#### [What is being asked]
Retype each entry below exactly as it stands.

Excerpt from a dataset:
....

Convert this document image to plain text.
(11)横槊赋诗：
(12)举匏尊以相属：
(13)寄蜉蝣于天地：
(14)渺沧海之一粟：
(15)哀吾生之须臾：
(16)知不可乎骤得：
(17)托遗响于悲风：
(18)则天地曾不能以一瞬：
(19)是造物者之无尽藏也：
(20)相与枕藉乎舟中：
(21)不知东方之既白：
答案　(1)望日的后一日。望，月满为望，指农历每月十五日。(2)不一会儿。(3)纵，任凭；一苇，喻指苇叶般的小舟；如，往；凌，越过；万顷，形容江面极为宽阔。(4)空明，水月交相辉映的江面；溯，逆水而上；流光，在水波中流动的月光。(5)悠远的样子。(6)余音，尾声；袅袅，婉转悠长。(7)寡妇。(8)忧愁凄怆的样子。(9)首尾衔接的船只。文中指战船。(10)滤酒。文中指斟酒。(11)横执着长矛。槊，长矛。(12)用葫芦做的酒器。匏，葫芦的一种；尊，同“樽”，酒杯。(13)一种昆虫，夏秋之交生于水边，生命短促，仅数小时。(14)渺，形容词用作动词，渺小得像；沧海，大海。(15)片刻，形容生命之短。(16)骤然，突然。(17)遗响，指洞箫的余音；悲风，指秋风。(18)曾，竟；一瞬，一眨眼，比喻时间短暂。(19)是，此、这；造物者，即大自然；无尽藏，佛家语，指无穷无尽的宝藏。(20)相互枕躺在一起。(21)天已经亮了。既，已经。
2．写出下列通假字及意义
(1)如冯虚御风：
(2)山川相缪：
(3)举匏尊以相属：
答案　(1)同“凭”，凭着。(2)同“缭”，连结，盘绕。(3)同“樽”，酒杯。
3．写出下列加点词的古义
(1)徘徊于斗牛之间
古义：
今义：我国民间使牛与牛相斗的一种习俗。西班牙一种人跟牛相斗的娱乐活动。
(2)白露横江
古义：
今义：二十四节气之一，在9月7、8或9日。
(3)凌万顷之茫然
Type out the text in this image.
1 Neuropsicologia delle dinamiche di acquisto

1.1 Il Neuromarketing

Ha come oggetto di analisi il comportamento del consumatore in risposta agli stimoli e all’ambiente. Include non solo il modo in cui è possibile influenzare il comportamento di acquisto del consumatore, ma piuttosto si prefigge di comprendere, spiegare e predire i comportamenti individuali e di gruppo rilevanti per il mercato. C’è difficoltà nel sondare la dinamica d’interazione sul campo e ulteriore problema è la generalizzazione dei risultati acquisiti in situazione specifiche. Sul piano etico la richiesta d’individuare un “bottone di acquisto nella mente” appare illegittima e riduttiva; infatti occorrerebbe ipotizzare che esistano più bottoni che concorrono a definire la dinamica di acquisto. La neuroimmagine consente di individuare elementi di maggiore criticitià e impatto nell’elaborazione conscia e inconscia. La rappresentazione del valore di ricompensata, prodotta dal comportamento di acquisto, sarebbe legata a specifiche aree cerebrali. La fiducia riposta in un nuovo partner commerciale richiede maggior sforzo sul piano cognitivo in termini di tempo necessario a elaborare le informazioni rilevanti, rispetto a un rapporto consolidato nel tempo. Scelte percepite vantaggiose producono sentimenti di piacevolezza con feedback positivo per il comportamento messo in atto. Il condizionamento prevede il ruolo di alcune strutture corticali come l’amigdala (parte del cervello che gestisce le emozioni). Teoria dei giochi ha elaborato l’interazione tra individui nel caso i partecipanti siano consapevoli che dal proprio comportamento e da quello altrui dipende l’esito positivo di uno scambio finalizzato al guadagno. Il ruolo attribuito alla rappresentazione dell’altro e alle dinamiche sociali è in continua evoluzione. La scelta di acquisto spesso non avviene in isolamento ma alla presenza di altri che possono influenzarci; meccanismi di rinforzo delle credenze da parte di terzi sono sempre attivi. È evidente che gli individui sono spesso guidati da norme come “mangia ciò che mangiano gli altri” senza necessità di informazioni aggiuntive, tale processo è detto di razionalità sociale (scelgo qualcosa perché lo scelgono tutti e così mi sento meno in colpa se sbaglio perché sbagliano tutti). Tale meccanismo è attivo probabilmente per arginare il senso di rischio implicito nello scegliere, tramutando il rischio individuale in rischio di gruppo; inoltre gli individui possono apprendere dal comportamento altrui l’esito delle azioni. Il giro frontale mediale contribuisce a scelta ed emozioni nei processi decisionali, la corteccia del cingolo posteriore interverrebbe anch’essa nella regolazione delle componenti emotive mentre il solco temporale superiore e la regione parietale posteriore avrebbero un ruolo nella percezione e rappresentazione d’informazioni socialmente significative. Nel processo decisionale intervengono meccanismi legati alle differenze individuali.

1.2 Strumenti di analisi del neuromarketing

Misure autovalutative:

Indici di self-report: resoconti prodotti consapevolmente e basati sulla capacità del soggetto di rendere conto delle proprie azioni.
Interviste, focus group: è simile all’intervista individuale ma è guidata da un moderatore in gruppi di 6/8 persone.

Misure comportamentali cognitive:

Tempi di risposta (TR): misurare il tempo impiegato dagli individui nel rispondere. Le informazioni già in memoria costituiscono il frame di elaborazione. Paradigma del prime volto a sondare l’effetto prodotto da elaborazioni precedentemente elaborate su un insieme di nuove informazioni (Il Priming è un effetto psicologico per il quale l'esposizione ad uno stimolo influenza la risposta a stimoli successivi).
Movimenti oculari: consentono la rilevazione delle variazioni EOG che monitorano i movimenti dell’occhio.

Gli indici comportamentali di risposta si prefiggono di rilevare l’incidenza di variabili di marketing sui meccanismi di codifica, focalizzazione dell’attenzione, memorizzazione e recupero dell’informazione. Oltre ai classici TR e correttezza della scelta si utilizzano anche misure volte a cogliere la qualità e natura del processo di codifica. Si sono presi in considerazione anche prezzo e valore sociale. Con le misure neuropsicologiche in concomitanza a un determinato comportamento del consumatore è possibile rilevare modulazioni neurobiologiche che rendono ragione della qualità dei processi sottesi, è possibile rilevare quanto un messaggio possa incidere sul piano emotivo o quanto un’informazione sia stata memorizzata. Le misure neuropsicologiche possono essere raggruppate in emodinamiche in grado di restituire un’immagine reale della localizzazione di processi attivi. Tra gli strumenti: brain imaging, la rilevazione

....

#### [Exercise solution]
Convert this document image to plain text.
(11)横槊赋诗：
(12)举匏尊以相属：
(13)寄蜉蝣于天地：
(14)渺沧海之一粟：
(15)哀吾生之须臾：
(16)知不可乎骤得：
(17)托遗响于悲风：
(18)则天地曾不能以一瞬：
(19)是造物者之无尽藏也：
(20)相与枕藉乎舟中：
(21)不知东方之既白：
答案　(1)望日的后一日。望，月满为望，指农历每月十五日。(2)不一会儿。(3)纵，任凭；一苇，喻指苇叶般的小舟；如，往；凌，越过；万顷，形容江面极为宽阔。(4)空明，水月交相辉映的江面；溯，逆水而上；流光，在水波中流动的月光。(5)悠远的样子。(6)余音，尾声；袅袅，婉转悠长。(7)寡妇。(8)忧愁凄怆的样子。(9)首尾衔接的船只。文中指战船。(10)滤酒。文中指斟酒。(11)横执着长矛。槊，长矛。(12)用葫芦做的酒器。匏，葫芦的一种；尊，同“樽”，酒杯。(13)一种昆虫，夏秋之交生于水边，生命短促，仅数小时。(14)渺，形容词用作动词，渺小得像；沧海，大海。(15)片刻，形容生命之短。(16)骤然，突然。(17)遗响，指洞箫的余音；悲风，指秋风。(18)曾，竟；一瞬，一眨眼，比喻时间短暂。(19)是，此、这；造物者，即大自然；无尽藏，佛家语，指无穷无尽的宝藏。(20)相互枕躺在一起。(21)天已经亮了。既，已经。
2．写出下列通假字及意义
(1)如冯虚御风：
(2)山川相缪：
(3)举匏尊以相属：
答案　(1)同“凭”，凭着。(2)同“缭”，连结，盘绕。(3)同“樽”，酒杯。
3．写出下列加点词的古义
(1)徘徊于斗牛之间
古义：
今义：我国民间使牛与牛相斗的一种习俗。西班牙一种人跟牛相斗的娱乐活动。
(2)白露横江
古义：
今义：二十四节气之一，在9月7、8或9日。
(3)凌万顷之茫然
Type out the text in this image.
1 Neuropsicologia delle dinamiche di acquisto

1.1 Il Neuromarketing

Ha come oggetto di analisi il comportamento del consumatore in risposta agli stimoli e all’ambiente. Include non solo il modo in cui è possibile influenzare il comportamento di acquisto del consumatore, ma piuttosto si prefigge di comprendere, spiegare e predire i comportamenti individuali e di gruppo rilevanti per il mercato. C’è difficoltà nel sondare la dinamica d’interazione sul campo e ulteriore problema è la generalizzazione dei risultati acquisiti in situazione specifiche. Sul piano etico la richiesta d’individuare un “bottone di acquisto nella mente” appare illegittima e riduttiva; infatti occorrerebbe ipotizzare che esistano più bottoni che concorrono a definire la dinamica di acquisto. La neuroimmagine consente di individuare elementi di maggiore criticitià e impatto nell’elaborazione conscia e inconscia. La rappresentazione del valore di ricompensata, prodotta dal comportamento di acquisto, sarebbe legata a specifiche aree cerebrali. La fiducia riposta in un nuovo partner commerciale richiede maggior sforzo sul piano cognitivo in termini di tempo necessario a elaborare le informazioni rilevanti, rispetto a un rapporto consolidato nel tempo. Scelte percepite vantaggiose producono sentimenti di piacevolezza con feedback positivo per il comportamento messo in atto. Il condizionamento prevede il ruolo di alcune strutture corticali come l’amigdala (parte del cervello che gestisce le emozioni). Teoria dei giochi ha elaborato l’interazione tra individui nel caso i partecipanti siano consapevoli che dal proprio comportamento e da quello altrui dipende l’esito positivo di uno scambio finalizzato al guadagno. Il ruolo attribuito alla rappresentazione dell’altro e alle dinamiche sociali è in continua evoluzione. La scelta di acquisto spesso non avviene in isolamento ma alla presenza di altri che possono influenzarci; meccanismi di rinforzo delle credenze da parte di terzi sono sempre attivi. È evidente che gli individui sono spesso guidati da norme come “mangia ciò che mangiano gli altri” senza necessità di informazioni aggiuntive, tale processo è detto di razionalità sociale (scelgo qualcosa perché lo scelgono tutti e così mi sento meno in colpa se sbaglio perché sbagliano tutti). Tale meccanismo è attivo probabilmente per arginare il senso di rischio implicito nello scegliere, tramutando il rischio individuale in rischio di gruppo; inoltre gli individui possono apprendere dal comportamento altrui l’esito delle azioni. Il giro frontale mediale contribuisce a scelta ed emozioni nei processi decisionali, la corteccia del cingolo posteriore interverrebbe anch’essa nella regolazione delle componenti emotive mentre il solco temporale superiore e la regione parietale posteriore avrebbero un ruolo nella percezione e rappresentazione d’informazioni socialmente significative. Nel processo decisionale intervengono meccanismi legati alle differenze individuali.

1.2 Strumenti di analisi del neuromarketing

Misure autovalutative:

Indici di self-report: resoconti prodotti consapevolmente e basati sulla capacità del soggetto di rendere conto delle proprie azioni.
Interviste, focus group: è simile all’intervista individuale ma è guidata da un moderatore in gruppi di 6/8 persone.

Misure comportamentali cognitive:

Tempi di risposta (TR): misurare il tempo impiegato dagli individui nel rispondere. Le informazioni già in memoria costituiscono il frame di elaborazione. Paradigma del prime volto a sondare l’effetto prodotto da elaborazioni precedentemente elaborate su un insieme di nuove informazioni (Il Priming è un effetto psicologico per il quale l'esposizione ad uno stimolo influenza la risposta a stimoli successivi).
Movimenti oculari: consentono la rilevazione delle variazioni EOG che monitorano i movimenti dell’occhio.

Gli indici comportamentali di risposta si prefiggono di rilevare l’incidenza di variabili di marketing sui meccanismi di codifica, focalizzazione dell’attenzione, memorizzazione e recupero dell’informazione. Oltre ai classici TR e correttezza della scelta si utilizzano anche misure volte a cogliere la qualità e natura del processo di codifica. Si sono presi in considerazione anche prezzo e valore sociale. Con le misure neuropsicologiche in concomitanza a un determinato comportamento del consumatore è possibile rilevare modulazioni neurobiologiche che rendono ragione della qualità dei processi sottesi, è possibile rilevare quanto un messaggio possa incidere sul piano emotivo o quanto un’informazione sia stata memorizzata. Le misure neuropsicologiche possono essere raggruppate in emodinamiche in grado di restituire un’immagine reale della localizzazione di processi attivi. Tra gli strumenti: brain imaging, la rilevazione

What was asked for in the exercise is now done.